━━━ Page excerpt ━━━

Implementation:ChenghaoMou Text dedup ClusterVisualizer
| Knowledge Sources | |
|---|---|
| Domains | Visualization, Reporting, Deduplication |
| Last Updated | 2026-02-14 21:00 GMT |
Overview
Concrete tool for interactive visualization and exploration of text deduplication cluster results provided by the text-dedup report module.
Description
The ClusterVisualizer class and create_gradio_app factory function provide a multi-tab Gradio web application for inspecting deduplication output. The ClusterVisualizer loads a deduplicated HuggingFace Dataset from disk along with pickled cluster parent mappings, computes summary statistics (total records, clusters, deduplication rate), and renders interactive Plotly visualizations including histograms, box plots, cumulative distributions, treemaps, and log-log scatter plots. The Gradio UI offers tabs for dataset loading, cluster distribution analysis, detailed analysis, treemap visualization, top cluster inspection, individual cluster exploration with Jaccard similarity computation, full-text search across records, and side-by-side cluster comparison.
Usage
Import this module when you need to visually inspect the quality and distribution of deduplication results after running a MinHash, SimHash, Bloom filter, or suffix array deduplication pipeline. The Gradio app is the primary user-facing reporting interface for the text-dedup project.
Code Reference
Source Location
- Repository: ChenghaoMou_Text_dedup
- File: report/gradio_app.py
- Lines: 1-583
Signature
class ClusterVisualizer:
def __init__(self) -> None:
"""Initialize with empty state. Dataset and clusters are loaded via load_dataset."""
def load_dataset(
self,
output_dir: str,
text_column: str = "text",
cluster_column: str = "__CLUSTER__",
index_column: str = "__INDEX__",
) -> tuple[pd.DataFrame | None, str, dict[str, Any]]:
"""Load dataset and compute cluster statistics."""
def get_summary_stats(self) -> pd.DataFrame | None:
"""Get summary statistics about the dataset."""
def plot_cluster_distribution(
self, cluster_size_slider: tuple[int, int]
) -> go.Figure | None:
"""Plot interactive histogram of cluster sizes using Plotly."""
def plot_detailed_distribution(self, bin_size: int = 10) -> go.Figure | None:
"""Create box plot, cumulative distribution, size range, and top-50 charts."""
def plot_cluster_treemap(self, max_clusters: int = 100) -> go.Figure | None:
"""Create a treemap visualization of cluster sizes."""
def get_top_clusters(self, n: int = 20) -> pd.DataFrame | None:
"""Get top N clusters by size."""
def explore_cluster(
self, cluster_id: int, max_samples: int = 10
) -> tuple[pd.DataFrame | None, str]:
"""Get samples from a specific cluster with optional Jaccard similarity stats."""

━━━ Data shown ━━━

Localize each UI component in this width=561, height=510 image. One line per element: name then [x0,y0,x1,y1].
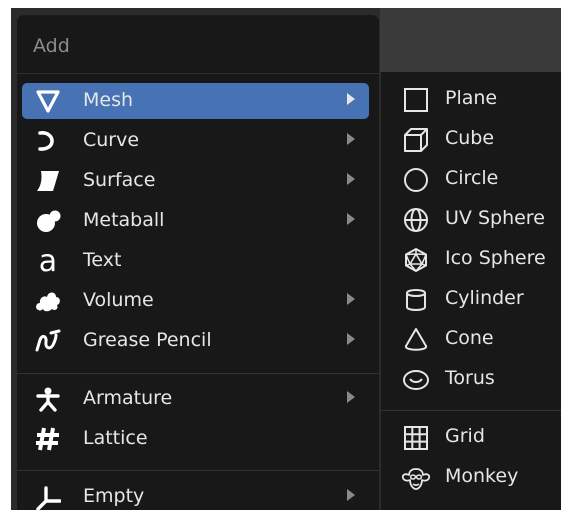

━━━

* _Directions_
[1] Quote the ClusterVisualizer page, everything from "Description" down to "side-by-side cluster comparison.".
[2] According to the ClusterVisualizer page, which file in the repository holds the source code?
[3] Carry on the ClusterVisualizer page from the point where it stops.
None of this work draws on the material.

* _Answers provided_
[1]
Description
The ClusterVisualizer class and create_gradio_app factory function provide a multi-tab Gradio web application for inspecting deduplication output. The ClusterVisualizer loads a deduplicated HuggingFace Dataset from disk along with pickled cluster parent mappings, computes summary statistics (total records, clusters, deduplication rate), and renders interactive Plotly visualizations including histograms, box plots, cumulative distributions, treemaps, and log-log scatter plots. The Gradio UI offers tabs for dataset loading, cluster distribution analysis, detailed analysis, treemap visualization, top cluster inspection, individual cluster exploration with Jaccard similarity computation, full-text search across records, and side-by-side cluster comparison.

[2] report/gradio_app.py

[3]
def search_text(
self, query: str, max_results: int = 20
) -> tuple[pd.DataFrame | None, str]:
"""Search for text across all records."""
def compare_clusters(
self, cluster_id_1: int, cluster_id_2: int, max_samples: int = 10
) -> tuple[pd.DataFrame | None, pd.DataFrame | None, str]:
"""Compare two clusters by showing samples from each."""
def create_gradio_app() -> gr.Blocks:
"""Factory function that builds and returns the complete Gradio Blocks application."""
Import
from report.gradio_app import ClusterVisualizer, create_gradio_app
I/O Contract
Inputs
| Name | Type | Required | Description |
|---|---|---|---|
| output_dir | str | Yes | Path to the deduplicated dataset directory (contains HuggingFace Dataset + clusters.pickle) |
| text_column | str | No | Name of the text column in the dataset (default: "text") |
| cluster_column | str | No | Name of the cluster assignment column (default: "__CLUSTER__") |
| index_column | str | No | Name of the internal index column (default: "") |
Outputs
| Name | Type | Description |
|---|---|---|
| Gradio app | gr.Blocks | Interactive web application served on localhost |
| Summary statistics | pd.DataFrame | Table of deduplication metrics (total records, clusters, dedup rate, etc.) |
| Distribution plots | go.Figure | Interactive Plotly charts (histograms, box plots, treemaps, scatter) |
| Cluster samples | pd.DataFrame | Text previews from individual clusters |
| Search results | pd.DataFrame | Records matching a text search query |
Usage Examples
Launch the Gradio App Directly
from report.gradio_app import create_gradio_app
# Create and launch the interactive web app
app = create_gradio_app()
app.launch(share=False, server_name="127.0.0.1", server_port=7860)
Use ClusterVisualizer Programmatically
from report.gradio_app import ClusterVisualizer
visualizer = ClusterVisualizer()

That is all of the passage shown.